WHAT IS ASKED — Reproduce the listing exactly and skip over any pictures.

Dataset records —

--- start ---

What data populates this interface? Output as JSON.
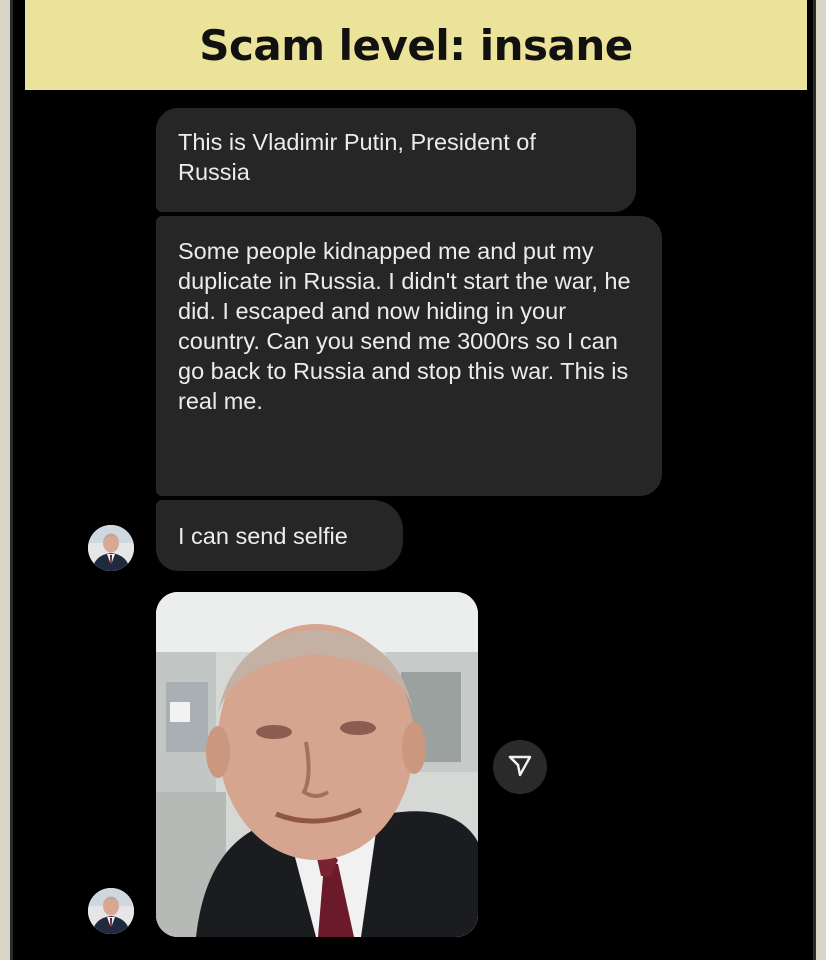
{
  "header": {
    "title": "Scam level: insane"
  },
  "chat": {
    "messages": [
      {
        "text": "This is Vladimir Putin, President of Russia"
      },
      {
        "text": "Some people kidnapped me and put my duplicate in Russia. I didn't start the war, he did. I escaped and now hiding in your country. Can you send me 3000rs so I can go back to Russia and stop this war. This is real me."
      },
      {
        "text": "I can send selfie"
      }
    ],
    "sender_avatar_icon": "avatar-photo",
    "share_icon": "send-arrow-icon",
    "attachment": "selfie-photo"
  },
  "colors": {
    "banner": "#ece39a",
    "background": "#000000",
    "bubble": "#262626",
    "bubble_text": "#ececec"
  }
}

--- end ---

EXPECTED OUTPUT —
What data populates this interface? Output as JSON.
{
  "header": {
    "title": "Scam level: insane"
  },
  "chat": {
    "messages": [
      {
        "text": "This is Vladimir Putin, President of Russia"
      },
      {
        "text": "Some people kidnapped me and put my duplicate in Russia. I didn't start the war, he did. I escaped and now hiding in your country. Can you send me 3000rs so I can go back to Russia and stop this war. This is real me."
      },
      {
        "text": "I can send selfie"
      }
    ],
    "sender_avatar_icon": "avatar-photo",
    "share_icon": "send-arrow-icon",
    "attachment": "selfie-photo"
  },
  "colors": {
    "banner": "#ece39a",
    "background": "#000000",
    "bubble": "#262626",
    "bubble_text": "#ececec"
  }
}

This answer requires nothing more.